---------- RECORDED DATA
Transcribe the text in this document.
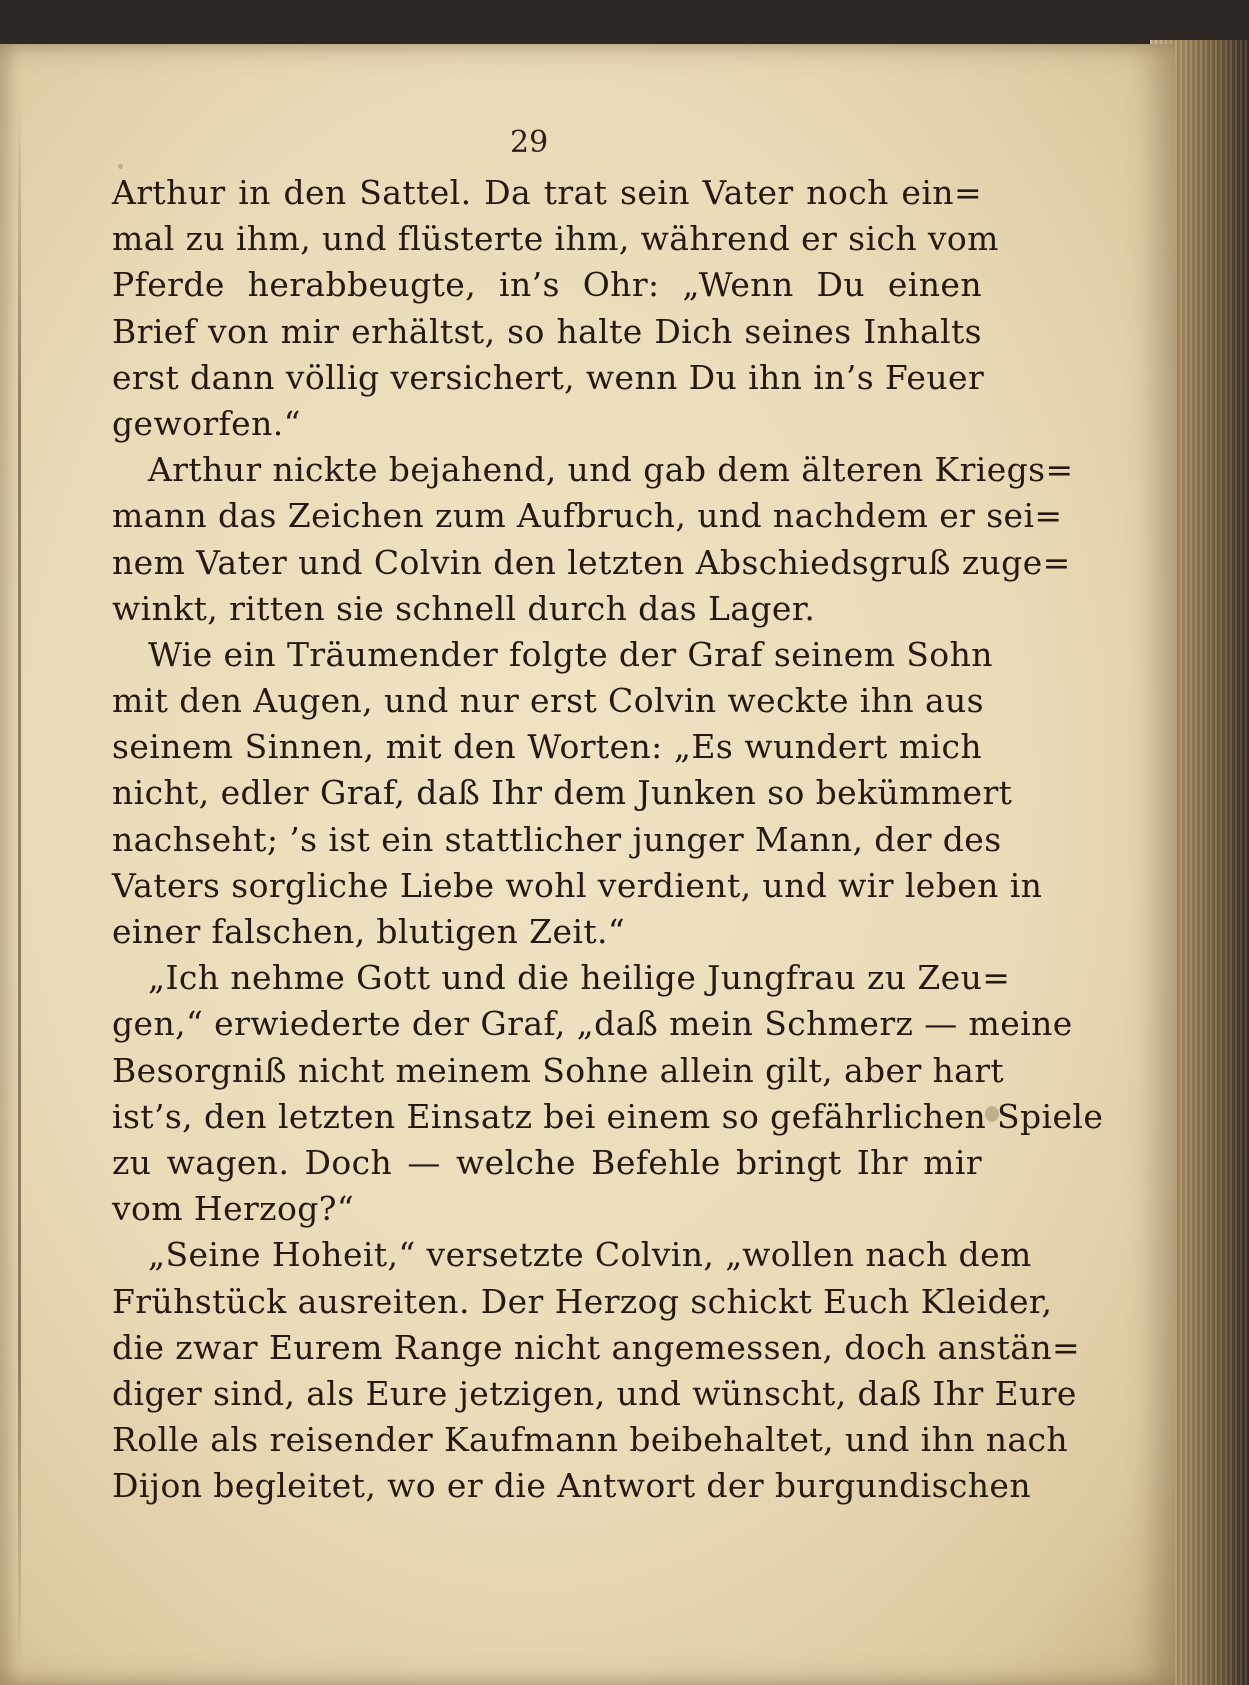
29
Arthur in den Sattel. Da trat sein Vater noch ein=
mal zu ihm, und flüsterte ihm, während er sich vom
Pferde herabbeugte, in’s Ohr: „Wenn Du einen
Brief von mir erhältst, so halte Dich seines Inhalts
erst dann völlig versichert, wenn Du ihn in’s Feuer
geworfen.“
Arthur nickte bejahend, und gab dem älteren Kriegs=
mann das Zeichen zum Aufbruch, und nachdem er sei=
nem Vater und Colvin den letzten Abschiedsgruß zuge=
winkt, ritten sie schnell durch das Lager.
Wie ein Träumender folgte der Graf seinem Sohn
mit den Augen, und nur erst Colvin weckte ihn aus
seinem Sinnen, mit den Worten: „Es wundert mich
nicht, edler Graf, daß Ihr dem Junken so bekümmert
nachseht; ’s ist ein stattlicher junger Mann, der des
Vaters sorgliche Liebe wohl verdient, und wir leben in
einer falschen, blutigen Zeit.“
„Ich nehme Gott und die heilige Jungfrau zu Zeu=
gen,“ erwiederte der Graf, „daß mein Schmerz — meine
Besorgniß nicht meinem Sohne allein gilt, aber hart
ist’s, den letzten Einsatz bei einem so gefährlichen Spiele
zu wagen. Doch — welche Befehle bringt Ihr mir
vom Herzog?“
„Seine Hoheit,“ versetzte Colvin, „wollen nach dem
Frühstück ausreiten. Der Herzog schickt Euch Kleider,
die zwar Eurem Range nicht angemessen, doch anstän=
diger sind, als Eure jetzigen, und wünscht, daß Ihr Eure
Rolle als reisender Kaufmann beibehaltet, und ihn nach
Dijon begleitet, wo er die Antwort der burgundischen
--------------------
Set down every entry word for word, but omit the pictures.

→ SOLUTION
Transcribe the text in this document.
29
Arthur in den Sattel. Da trat sein Vater noch ein=
mal zu ihm, und flüsterte ihm, während er sich vom
Pferde herabbeugte, in’s Ohr: „Wenn Du einen
Brief von mir erhältst, so halte Dich seines Inhalts
erst dann völlig versichert, wenn Du ihn in’s Feuer
geworfen.“
Arthur nickte bejahend, und gab dem älteren Kriegs=
mann das Zeichen zum Aufbruch, und nachdem er sei=
nem Vater und Colvin den letzten Abschiedsgruß zuge=
winkt, ritten sie schnell durch das Lager.
Wie ein Träumender folgte der Graf seinem Sohn
mit den Augen, und nur erst Colvin weckte ihn aus
seinem Sinnen, mit den Worten: „Es wundert mich
nicht, edler Graf, daß Ihr dem Junken so bekümmert
nachseht; ’s ist ein stattlicher junger Mann, der des
Vaters sorgliche Liebe wohl verdient, und wir leben in
einer falschen, blutigen Zeit.“
„Ich nehme Gott und die heilige Jungfrau zu Zeu=
gen,“ erwiederte der Graf, „daß mein Schmerz — meine
Besorgniß nicht meinem Sohne allein gilt, aber hart
ist’s, den letzten Einsatz bei einem so gefährlichen Spiele
zu wagen. Doch — welche Befehle bringt Ihr mir
vom Herzog?“
„Seine Hoheit,“ versetzte Colvin, „wollen nach dem
Frühstück ausreiten. Der Herzog schickt Euch Kleider,
die zwar Eurem Range nicht angemessen, doch anstän=
diger sind, als Eure jetzigen, und wünscht, daß Ihr Eure
Rolle als reisender Kaufmann beibehaltet, und ihn nach
Dijon begleitet, wo er die Antwort der burgundischen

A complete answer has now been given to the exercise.